Figure contents as structured data
* Start *
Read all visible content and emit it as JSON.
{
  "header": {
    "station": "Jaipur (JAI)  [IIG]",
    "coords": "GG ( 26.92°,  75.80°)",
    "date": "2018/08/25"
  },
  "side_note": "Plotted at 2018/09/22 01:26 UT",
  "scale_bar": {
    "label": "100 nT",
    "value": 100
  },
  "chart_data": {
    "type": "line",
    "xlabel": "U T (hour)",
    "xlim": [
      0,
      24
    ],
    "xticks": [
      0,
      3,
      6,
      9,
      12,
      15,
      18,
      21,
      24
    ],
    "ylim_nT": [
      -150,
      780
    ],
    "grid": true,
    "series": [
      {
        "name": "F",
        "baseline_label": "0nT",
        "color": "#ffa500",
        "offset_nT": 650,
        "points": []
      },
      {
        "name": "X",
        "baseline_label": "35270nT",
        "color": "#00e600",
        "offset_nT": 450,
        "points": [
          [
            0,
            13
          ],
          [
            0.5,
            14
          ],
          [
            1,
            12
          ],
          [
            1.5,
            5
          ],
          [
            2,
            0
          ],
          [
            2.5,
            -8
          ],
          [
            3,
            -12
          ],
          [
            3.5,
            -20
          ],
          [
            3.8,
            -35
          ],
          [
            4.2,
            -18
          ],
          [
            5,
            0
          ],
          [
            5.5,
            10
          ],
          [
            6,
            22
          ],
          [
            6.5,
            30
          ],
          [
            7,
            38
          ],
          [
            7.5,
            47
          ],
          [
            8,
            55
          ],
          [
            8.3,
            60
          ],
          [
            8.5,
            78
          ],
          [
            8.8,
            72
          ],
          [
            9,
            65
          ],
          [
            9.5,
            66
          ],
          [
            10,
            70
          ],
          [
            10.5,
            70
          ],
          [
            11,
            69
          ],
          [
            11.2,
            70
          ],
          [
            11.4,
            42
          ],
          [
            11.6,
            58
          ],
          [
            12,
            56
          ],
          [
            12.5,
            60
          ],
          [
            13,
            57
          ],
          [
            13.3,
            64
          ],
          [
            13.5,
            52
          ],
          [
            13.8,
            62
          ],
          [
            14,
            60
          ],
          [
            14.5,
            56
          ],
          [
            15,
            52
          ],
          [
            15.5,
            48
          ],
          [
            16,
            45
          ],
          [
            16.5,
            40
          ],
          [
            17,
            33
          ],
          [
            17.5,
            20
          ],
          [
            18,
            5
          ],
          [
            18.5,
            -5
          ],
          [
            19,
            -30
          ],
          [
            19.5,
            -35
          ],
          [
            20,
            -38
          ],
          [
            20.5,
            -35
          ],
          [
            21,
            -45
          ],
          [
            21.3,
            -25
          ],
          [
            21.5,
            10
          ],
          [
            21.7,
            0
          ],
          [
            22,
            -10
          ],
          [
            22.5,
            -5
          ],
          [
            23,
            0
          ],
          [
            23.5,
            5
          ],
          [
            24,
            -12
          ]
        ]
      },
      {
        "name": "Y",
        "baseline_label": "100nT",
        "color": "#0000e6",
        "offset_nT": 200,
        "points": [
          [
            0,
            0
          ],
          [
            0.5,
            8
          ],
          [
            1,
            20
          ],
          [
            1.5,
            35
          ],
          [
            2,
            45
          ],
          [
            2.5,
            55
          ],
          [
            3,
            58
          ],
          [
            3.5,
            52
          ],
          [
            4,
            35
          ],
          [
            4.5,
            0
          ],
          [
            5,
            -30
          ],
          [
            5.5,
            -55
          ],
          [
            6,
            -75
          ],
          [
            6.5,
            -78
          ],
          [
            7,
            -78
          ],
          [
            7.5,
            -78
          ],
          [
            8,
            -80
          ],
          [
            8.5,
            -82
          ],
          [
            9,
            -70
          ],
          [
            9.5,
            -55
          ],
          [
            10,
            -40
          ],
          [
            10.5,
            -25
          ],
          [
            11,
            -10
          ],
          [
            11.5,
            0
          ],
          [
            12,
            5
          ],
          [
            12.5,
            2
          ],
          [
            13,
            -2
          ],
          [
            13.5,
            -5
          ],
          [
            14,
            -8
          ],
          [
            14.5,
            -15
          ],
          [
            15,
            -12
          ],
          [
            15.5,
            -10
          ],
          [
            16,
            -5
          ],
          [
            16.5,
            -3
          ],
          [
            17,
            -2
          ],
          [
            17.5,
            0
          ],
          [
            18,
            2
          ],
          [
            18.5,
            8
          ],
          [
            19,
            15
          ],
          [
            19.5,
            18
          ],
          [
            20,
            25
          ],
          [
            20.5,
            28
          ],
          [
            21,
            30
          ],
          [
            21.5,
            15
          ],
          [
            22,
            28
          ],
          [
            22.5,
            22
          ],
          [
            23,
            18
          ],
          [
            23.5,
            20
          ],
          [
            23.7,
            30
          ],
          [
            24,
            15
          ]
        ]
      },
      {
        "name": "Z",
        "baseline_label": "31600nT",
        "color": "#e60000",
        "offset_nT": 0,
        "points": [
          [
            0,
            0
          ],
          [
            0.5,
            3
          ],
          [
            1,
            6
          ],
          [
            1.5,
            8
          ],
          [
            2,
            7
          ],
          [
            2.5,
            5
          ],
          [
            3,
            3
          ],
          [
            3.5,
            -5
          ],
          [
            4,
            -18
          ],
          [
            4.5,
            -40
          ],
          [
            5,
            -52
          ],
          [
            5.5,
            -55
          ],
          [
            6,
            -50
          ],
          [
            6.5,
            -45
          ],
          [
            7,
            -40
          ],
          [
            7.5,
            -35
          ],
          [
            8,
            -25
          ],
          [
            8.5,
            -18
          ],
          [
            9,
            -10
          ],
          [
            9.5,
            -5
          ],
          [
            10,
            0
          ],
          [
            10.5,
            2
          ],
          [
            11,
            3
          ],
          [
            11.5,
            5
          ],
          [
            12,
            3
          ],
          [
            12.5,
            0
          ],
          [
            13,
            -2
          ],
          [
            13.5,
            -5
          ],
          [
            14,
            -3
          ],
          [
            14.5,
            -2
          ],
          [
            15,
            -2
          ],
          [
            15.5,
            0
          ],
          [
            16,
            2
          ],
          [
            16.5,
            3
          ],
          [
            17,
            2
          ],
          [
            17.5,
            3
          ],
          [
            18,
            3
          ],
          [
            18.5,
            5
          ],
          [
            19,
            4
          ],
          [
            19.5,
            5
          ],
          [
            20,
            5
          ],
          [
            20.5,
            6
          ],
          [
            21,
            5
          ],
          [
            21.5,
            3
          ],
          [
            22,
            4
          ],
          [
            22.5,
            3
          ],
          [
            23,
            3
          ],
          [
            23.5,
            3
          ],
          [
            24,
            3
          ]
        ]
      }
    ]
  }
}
* End *
* **EXERCISE DESCRIPTION**: Each record must be returned exactly as it is written.

* **CORRECT RESPONSE**:
Read all visible content and emit it as JSON.
{
  "header": {
    "station": "Jaipur (JAI)  [IIG]",
    "coords": "GG ( 26.92°,  75.80°)",
    "date": "2018/08/25"
  },
  "side_note": "Plotted at 2018/09/22 01:26 UT",
  "scale_bar": {
    "label": "100 nT",
    "value": 100
  },
  "chart_data": {
    "type": "line",
    "xlabel": "U T (hour)",
    "xlim": [
      0,
      24
    ],
    "xticks": [
      0,
      3,
      6,
      9,
      12,
      15,
      18,
      21,
      24
    ],
    "ylim_nT": [
      -150,
      780
    ],
    "grid": true,
    "series": [
      {
        "name": "F",
        "baseline_label": "0nT",
        "color": "#ffa500",
        "offset_nT": 650,
        "points": []
      },
      {
        "name": "X",
        "baseline_label": "35270nT",
        "color": "#00e600",
        "offset_nT": 450,
        "points": [
          [
            0,
            13
          ],
          [
            0.5,
            14
          ],
          [
            1,
            12
          ],
          [
            1.5,
            5
          ],
          [
            2,
            0
          ],
          [
            2.5,
            -8
          ],
          [
            3,
            -12
          ],
          [
            3.5,
            -20
          ],
          [
            3.8,
            -35
          ],
          [
            4.2,
            -18
          ],
          [
            5,
            0
          ],
          [
            5.5,
            10
          ],
          [
            6,
            22
          ],
          [
            6.5,
            30
          ],
          [
            7,
            38
          ],
          [
            7.5,
            47
          ],
          [
            8,
            55
          ],
          [
            8.3,
            60
          ],
          [
            8.5,
            78
          ],
          [
            8.8,
            72
          ],
          [
            9,
            65
          ],
          [
            9.5,
            66
          ],
          [
            10,
            70
          ],
          [
            10.5,
            70
          ],
          [
            11,
            69
          ],
          [
            11.2,
            70
          ],
          [
            11.4,
            42
          ],
          [
            11.6,
            58
          ],
          [
            12,
            56
          ],
          [
            12.5,
            60
          ],
          [
            13,
            57
          ],
          [
            13.3,
            64
          ],
          [
            13.5,
            52
          ],
          [
            13.8,
            62
          ],
          [
            14,
            60
          ],
          [
            14.5,
            56
          ],
          [
            15,
            52
          ],
          [
            15.5,
            48
          ],
          [
            16,
            45
          ],
          [
            16.5,
            40
          ],
          [
            17,
            33
          ],
          [
            17.5,
            20
          ],
          [
            18,
            5
          ],
          [
            18.5,
            -5
          ],
          [
            19,
            -30
          ],
          [
            19.5,
            -35
          ],
          [
            20,
            -38
          ],
          [
            20.5,
            -35
          ],
          [
            21,
            -45
          ],
          [
            21.3,
            -25
          ],
          [
            21.5,
            10
          ],
          [
            21.7,
            0
          ],
          [
            22,
            -10
          ],
          [
            22.5,
            -5
          ],
          [
            23,
            0
          ],
          [
            23.5,
            5
          ],
          [
            24,
            -12
          ]
        ]
      },
      {
        "name": "Y",
        "baseline_label": "100nT",
        "color": "#0000e6",
        "offset_nT": 200,
        "points": [
          [
            0,
            0
          ],
          [
            0.5,
            8
          ],
          [
            1,
            20
          ],
          [
            1.5,
            35
          ],
          [
            2,
            45
          ],
          [
            2.5,
            55
          ],
          [
            3,
            58
          ],
          [
            3.5,
            52
          ],
          [
            4,
            35
          ],
          [
            4.5,
            0
          ],
          [
            5,
            -30
          ],
          [
            5.5,
            -55
          ],
          [
            6,
            -75
          ],
          [
            6.5,
            -78
          ],
          [
            7,
            -78
          ],
          [
            7.5,
            -78
          ],
          [
            8,
            -80
          ],
          [
            8.5,
            -82
          ],
          [
            9,
            -70
          ],
          [
            9.5,
            -55
          ],
          [
            10,
            -40
          ],
          [
            10.5,
            -25
          ],
          [
            11,
            -10
          ],
          [
            11.5,
            0
          ],
          [
            12,
            5
          ],
          [
            12.5,
            2
          ],
          [
            13,
            -2
          ],
          [
            13.5,
            -5
          ],
          [
            14,
            -8
          ],
          [
            14.5,
            -15
          ],
          [
            15,
            -12
          ],
          [
            15.5,
            -10
          ],
          [
            16,
            -5
          ],
          [
            16.5,
            -3
          ],
          [
            17,
            -2
          ],
          [
            17.5,
            0
          ],
          [
            18,
            2
          ],
          [
            18.5,
            8
          ],
          [
            19,
            15
          ],
          [
            19.5,
            18
          ],
          [
            20,
            25
          ],
          [
            20.5,
            28
          ],
          [
            21,
            30
          ],
          [
            21.5,
            15
          ],
          [
            22,
            28
          ],
          [
            22.5,
            22
          ],
          [
            23,
            18
          ],
          [
            23.5,
            20
          ],
          [
            23.7,
            30
          ],
          [
            24,
            15
          ]
        ]
      },
      {
        "name": "Z",
        "baseline_label": "31600nT",
        "color": "#e60000",
        "offset_nT": 0,
        "points": [
          [
            0,
            0
          ],
          [
            0.5,
            3
          ],
          [
            1,
            6
          ],
          [
            1.5,
            8
          ],
          [
            2,
            7
          ],
          [
            2.5,
            5
          ],
          [
            3,
            3
          ],
          [
            3.5,
            -5
          ],
          [
            4,
            -18
          ],
          [
            4.5,
            -40
          ],
          [
            5,
            -52
          ],
          [
            5.5,
            -55
          ],
          [
            6,
            -50
          ],
          [
            6.5,
            -45
          ],
          [
            7,
            -40
          ],
          [
            7.5,
            -35
          ],
          [
            8,
            -25
          ],
          [
            8.5,
            -18
          ],
          [
            9,
            -10
          ],
          [
            9.5,
            -5
          ],
          [
            10,
            0
          ],
          [
            10.5,
            2
          ],
          [
            11,
            3
          ],
          [
            11.5,
            5
          ],
          [
            12,
            3
          ],
          [
            12.5,
            0
          ],
          [
            13,
            -2
          ],
          [
            13.5,
            -5
          ],
          [
            14,
            -3
          ],
          [
            14.5,
            -2
          ],
          [
            15,
            -2
          ],
          [
            15.5,
            0
          ],
          [
            16,
            2
          ],
          [
            16.5,
            3
          ],
          [
            17,
            2
          ],
          [
            17.5,
            3
          ],
          [
            18,
            3
          ],
          [
            18.5,
            5
          ],
          [
            19,
            4
          ],
          [
            19.5,
            5
          ],
          [
            20,
            5
          ],
          [
            20.5,
            6
          ],
          [
            21,
            5
          ],
          [
            21.5,
            3
          ],
          [
            22,
            4
          ],
          [
            22.5,
            3
          ],
          [
            23,
            3
          ],
          [
            23.5,
            3
          ],
          [
            24,
            3
          ]
        ]
      }
    ]
  }
}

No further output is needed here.